Write out each line from the data below that includes the word "name".

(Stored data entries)
++++++++++

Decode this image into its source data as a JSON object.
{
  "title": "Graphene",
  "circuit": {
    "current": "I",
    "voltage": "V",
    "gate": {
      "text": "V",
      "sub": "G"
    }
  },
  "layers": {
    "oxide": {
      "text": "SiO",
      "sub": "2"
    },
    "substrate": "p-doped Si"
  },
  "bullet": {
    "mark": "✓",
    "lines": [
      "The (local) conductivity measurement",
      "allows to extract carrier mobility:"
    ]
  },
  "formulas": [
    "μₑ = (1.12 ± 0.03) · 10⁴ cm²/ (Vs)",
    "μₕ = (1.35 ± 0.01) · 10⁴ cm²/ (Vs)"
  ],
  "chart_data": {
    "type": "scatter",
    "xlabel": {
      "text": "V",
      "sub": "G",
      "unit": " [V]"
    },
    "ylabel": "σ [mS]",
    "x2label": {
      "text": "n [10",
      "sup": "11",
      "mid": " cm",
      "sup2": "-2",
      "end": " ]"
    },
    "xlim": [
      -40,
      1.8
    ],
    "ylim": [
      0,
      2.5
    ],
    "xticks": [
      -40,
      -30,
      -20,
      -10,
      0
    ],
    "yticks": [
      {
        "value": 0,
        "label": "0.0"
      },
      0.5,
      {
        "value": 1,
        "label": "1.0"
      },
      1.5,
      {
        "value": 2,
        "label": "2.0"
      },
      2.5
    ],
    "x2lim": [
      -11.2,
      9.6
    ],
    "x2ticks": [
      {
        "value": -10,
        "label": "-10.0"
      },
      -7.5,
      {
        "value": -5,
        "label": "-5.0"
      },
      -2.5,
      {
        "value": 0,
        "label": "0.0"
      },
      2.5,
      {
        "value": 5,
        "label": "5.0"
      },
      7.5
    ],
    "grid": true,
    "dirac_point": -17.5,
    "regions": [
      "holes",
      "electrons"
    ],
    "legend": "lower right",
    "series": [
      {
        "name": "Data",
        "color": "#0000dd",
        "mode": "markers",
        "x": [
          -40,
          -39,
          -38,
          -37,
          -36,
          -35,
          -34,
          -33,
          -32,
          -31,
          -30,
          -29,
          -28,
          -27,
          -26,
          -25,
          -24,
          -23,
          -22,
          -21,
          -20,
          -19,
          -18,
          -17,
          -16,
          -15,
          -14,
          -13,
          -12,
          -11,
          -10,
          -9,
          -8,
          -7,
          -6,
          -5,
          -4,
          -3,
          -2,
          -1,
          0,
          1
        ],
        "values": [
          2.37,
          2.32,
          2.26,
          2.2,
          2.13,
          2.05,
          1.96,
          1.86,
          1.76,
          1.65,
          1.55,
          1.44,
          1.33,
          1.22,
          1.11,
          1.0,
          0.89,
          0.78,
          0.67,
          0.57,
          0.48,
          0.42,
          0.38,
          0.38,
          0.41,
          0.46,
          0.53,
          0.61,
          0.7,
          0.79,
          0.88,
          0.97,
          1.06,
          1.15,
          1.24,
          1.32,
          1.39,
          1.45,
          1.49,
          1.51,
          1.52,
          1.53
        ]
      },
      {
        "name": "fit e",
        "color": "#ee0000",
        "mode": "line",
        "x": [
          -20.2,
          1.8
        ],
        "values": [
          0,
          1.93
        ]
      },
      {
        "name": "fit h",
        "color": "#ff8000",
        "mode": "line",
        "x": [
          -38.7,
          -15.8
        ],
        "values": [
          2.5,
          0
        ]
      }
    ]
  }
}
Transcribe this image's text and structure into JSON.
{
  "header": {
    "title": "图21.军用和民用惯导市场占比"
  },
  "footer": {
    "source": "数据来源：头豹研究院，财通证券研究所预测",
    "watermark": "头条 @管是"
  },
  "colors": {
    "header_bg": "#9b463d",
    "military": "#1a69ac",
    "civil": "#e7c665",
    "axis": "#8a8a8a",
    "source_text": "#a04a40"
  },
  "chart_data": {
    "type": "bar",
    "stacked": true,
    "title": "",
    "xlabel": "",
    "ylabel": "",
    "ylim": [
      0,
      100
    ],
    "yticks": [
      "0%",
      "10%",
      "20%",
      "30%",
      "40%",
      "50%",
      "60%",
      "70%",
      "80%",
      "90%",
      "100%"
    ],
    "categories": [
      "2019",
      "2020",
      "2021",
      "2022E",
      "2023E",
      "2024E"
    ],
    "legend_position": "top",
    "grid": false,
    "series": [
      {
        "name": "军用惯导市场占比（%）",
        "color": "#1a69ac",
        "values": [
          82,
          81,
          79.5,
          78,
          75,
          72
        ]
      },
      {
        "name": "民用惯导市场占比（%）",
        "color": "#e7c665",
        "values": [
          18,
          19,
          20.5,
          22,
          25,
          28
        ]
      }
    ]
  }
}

++++++++++

**Solution to this task**
        "name": "Data",
        "name": "fit e",
        "name": "fit h",
        "name": "军用惯导市场占比（%）",
        "name": "民用惯导市场占比（%）",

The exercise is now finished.